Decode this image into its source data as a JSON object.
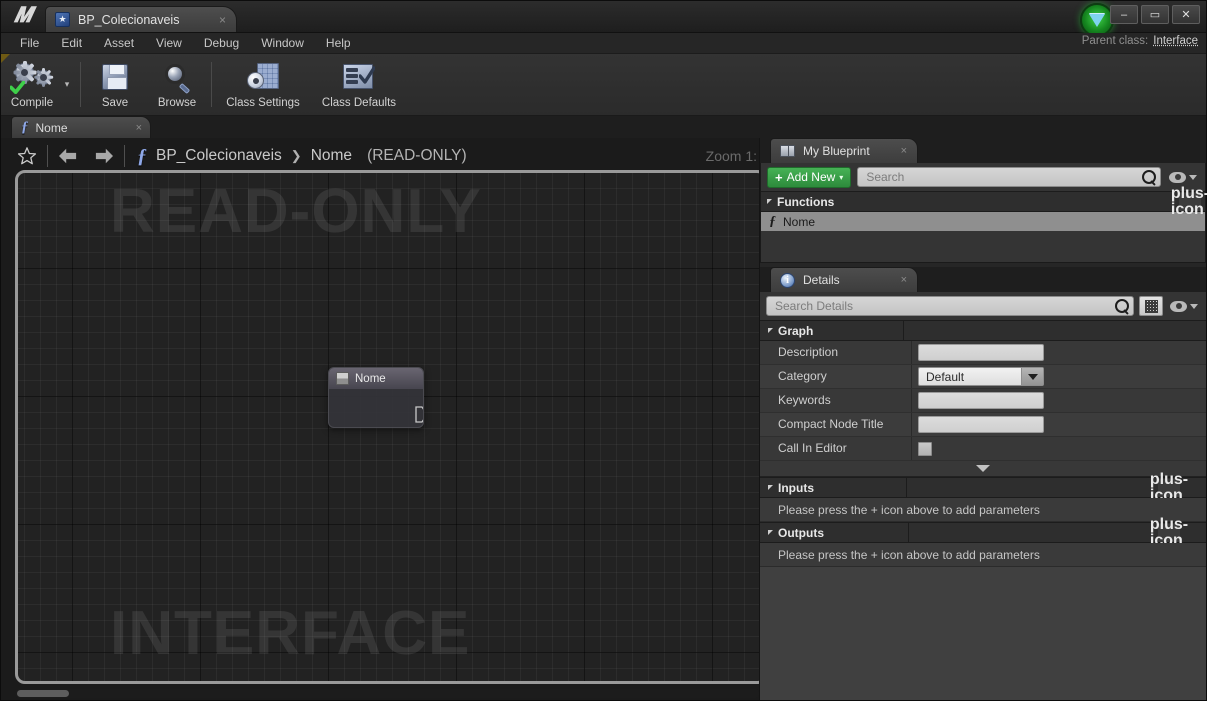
{
  "window": {
    "logo_icon": "unreal-logo",
    "asset_tab": {
      "label": "BP_Colecionaveis",
      "icon": "blueprint-icon",
      "close": "×"
    },
    "controls": {
      "minimize": "–",
      "maximize": "▭",
      "close": "✕"
    },
    "live_coding_icon": "live-coding-status-icon"
  },
  "menu": {
    "items": [
      "File",
      "Edit",
      "Asset",
      "View",
      "Debug",
      "Window",
      "Help"
    ],
    "parent_class_label": "Parent class:",
    "parent_class_value": "Interface"
  },
  "toolbar": {
    "compile": {
      "label": "Compile",
      "icon": "compile-gears-check-icon"
    },
    "compile_dropdown": "▾",
    "save": {
      "label": "Save",
      "icon": "floppy-disk-icon"
    },
    "browse": {
      "label": "Browse",
      "icon": "magnifier-icon"
    },
    "class_settings": {
      "label": "Class Settings",
      "icon": "gear-grid-icon"
    },
    "class_defaults": {
      "label": "Class Defaults",
      "icon": "checklist-icon"
    }
  },
  "document_tabs": [
    {
      "label": "Nome",
      "icon": "function-fx-icon",
      "close": "×",
      "active": true
    }
  ],
  "graph": {
    "favorite_icon": "star-icon",
    "back_icon": "arrow-left-icon",
    "forward_icon": "arrow-right-icon",
    "function_icon": "function-fx-icon",
    "breadcrumb": {
      "root": "BP_Colecionaveis",
      "separator": "❯",
      "current": "Nome",
      "status": "(READ-ONLY)"
    },
    "zoom_label": "Zoom 1:",
    "watermark_top": "READ-ONLY",
    "watermark_bottom": "INTERFACE",
    "node": {
      "title": "Nome",
      "icon": "function-entry-icon",
      "exec_out_pin": "exec-output-pin"
    }
  },
  "my_blueprint": {
    "tab": {
      "label": "My Blueprint",
      "icon": "book-icon",
      "close": "×"
    },
    "add_new": {
      "label": "Add New",
      "plus": "+",
      "caret": "▾"
    },
    "search": {
      "value": "",
      "placeholder": "Search",
      "icon": "search-icon"
    },
    "visibility_icon": "eye-icon",
    "sections": [
      {
        "name": "Functions",
        "add_icon": "plus-icon",
        "items": [
          {
            "label": "Nome",
            "icon": "function-fx-icon",
            "selected": true
          }
        ]
      }
    ]
  },
  "details": {
    "tab": {
      "label": "Details",
      "icon": "info-icon",
      "close": "×"
    },
    "search": {
      "value": "",
      "placeholder": "Search Details",
      "icon": "search-icon"
    },
    "grid_view_icon": "grid-view-icon",
    "visibility_icon": "eye-icon",
    "graph_section": {
      "title": "Graph",
      "rows": [
        {
          "name": "Description",
          "type": "text",
          "value": ""
        },
        {
          "name": "Category",
          "type": "combo",
          "value": "Default"
        },
        {
          "name": "Keywords",
          "type": "text",
          "value": ""
        },
        {
          "name": "Compact Node Title",
          "type": "text",
          "value": ""
        },
        {
          "name": "Call In Editor",
          "type": "checkbox",
          "value": ""
        }
      ],
      "expand_icon": "expand-more-icon"
    },
    "inputs_section": {
      "title": "Inputs",
      "add_icon": "plus-icon",
      "hint": "Please press the + icon above to add parameters"
    },
    "outputs_section": {
      "title": "Outputs",
      "add_icon": "plus-icon",
      "hint": "Please press the + icon above to add parameters"
    }
  },
  "colors": {
    "accent_green": "#2d8b3c",
    "panel_bg": "#404040",
    "graph_bg": "#222222",
    "selection": "#8f8f8f"
  }
}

____

_DIRECTIVE_: Skip the pictures, then retype every line above exactly.

_EXPECTED ANSWER_:
Decode this image into its source data as a JSON object.
{
  "window": {
    "logo_icon": "unreal-logo",
    "asset_tab": {
      "label": "BP_Colecionaveis",
      "icon": "blueprint-icon",
      "close": "×"
    },
    "controls": {
      "minimize": "–",
      "maximize": "▭",
      "close": "✕"
    },
    "live_coding_icon": "live-coding-status-icon"
  },
  "menu": {
    "items": [
      "File",
      "Edit",
      "Asset",
      "View",
      "Debug",
      "Window",
      "Help"
    ],
    "parent_class_label": "Parent class:",
    "parent_class_value": "Interface"
  },
  "toolbar": {
    "compile": {
      "label": "Compile",
      "icon": "compile-gears-check-icon"
    },
    "compile_dropdown": "▾",
    "save": {
      "label": "Save",
      "icon": "floppy-disk-icon"
    },
    "browse": {
      "label": "Browse",
      "icon": "magnifier-icon"
    },
    "class_settings": {
      "label": "Class Settings",
      "icon": "gear-grid-icon"
    },
    "class_defaults": {
      "label": "Class Defaults",
      "icon": "checklist-icon"
    }
  },
  "document_tabs": [
    {
      "label": "Nome",
      "icon": "function-fx-icon",
      "close": "×",
      "active": true
    }
  ],
  "graph": {
    "favorite_icon": "star-icon",
    "back_icon": "arrow-left-icon",
    "forward_icon": "arrow-right-icon",
    "function_icon": "function-fx-icon",
    "breadcrumb": {
      "root": "BP_Colecionaveis",
      "separator": "❯",
      "current": "Nome",
      "status": "(READ-ONLY)"
    },
    "zoom_label": "Zoom 1:",
    "watermark_top": "READ-ONLY",
    "watermark_bottom": "INTERFACE",
    "node": {
      "title": "Nome",
      "icon": "function-entry-icon",
      "exec_out_pin": "exec-output-pin"
    }
  },
  "my_blueprint": {
    "tab": {
      "label": "My Blueprint",
      "icon": "book-icon",
      "close": "×"
    },
    "add_new": {
      "label": "Add New",
      "plus": "+",
      "caret": "▾"
    },
    "search": {
      "value": "",
      "placeholder": "Search",
      "icon": "search-icon"
    },
    "visibility_icon": "eye-icon",
    "sections": [
      {
        "name": "Functions",
        "add_icon": "plus-icon",
        "items": [
          {
            "label": "Nome",
            "icon": "function-fx-icon",
            "selected": true
          }
        ]
      }
    ]
  },
  "details": {
    "tab": {
      "label": "Details",
      "icon": "info-icon",
      "close": "×"
    },
    "search": {
      "value": "",
      "placeholder": "Search Details",
      "icon": "search-icon"
    },
    "grid_view_icon": "grid-view-icon",
    "visibility_icon": "eye-icon",
    "graph_section": {
      "title": "Graph",
      "rows": [
        {
          "name": "Description",
          "type": "text",
          "value": ""
        },
        {
          "name": "Category",
          "type": "combo",
          "value": "Default"
        },
        {
          "name": "Keywords",
          "type": "text",
          "value": ""
        },
        {
          "name": "Compact Node Title",
          "type": "text",
          "value": ""
        },
        {
          "name": "Call In Editor",
          "type": "checkbox",
          "value": ""
        }
      ],
      "expand_icon": "expand-more-icon"
    },
    "inputs_section": {
      "title": "Inputs",
      "add_icon": "plus-icon",
      "hint": "Please press the + icon above to add parameters"
    },
    "outputs_section": {
      "title": "Outputs",
      "add_icon": "plus-icon",
      "hint": "Please press the + icon above to add parameters"
    }
  },
  "colors": {
    "accent_green": "#2d8b3c",
    "panel_bg": "#404040",
    "graph_bg": "#222222",
    "selection": "#8f8f8f"
  }
}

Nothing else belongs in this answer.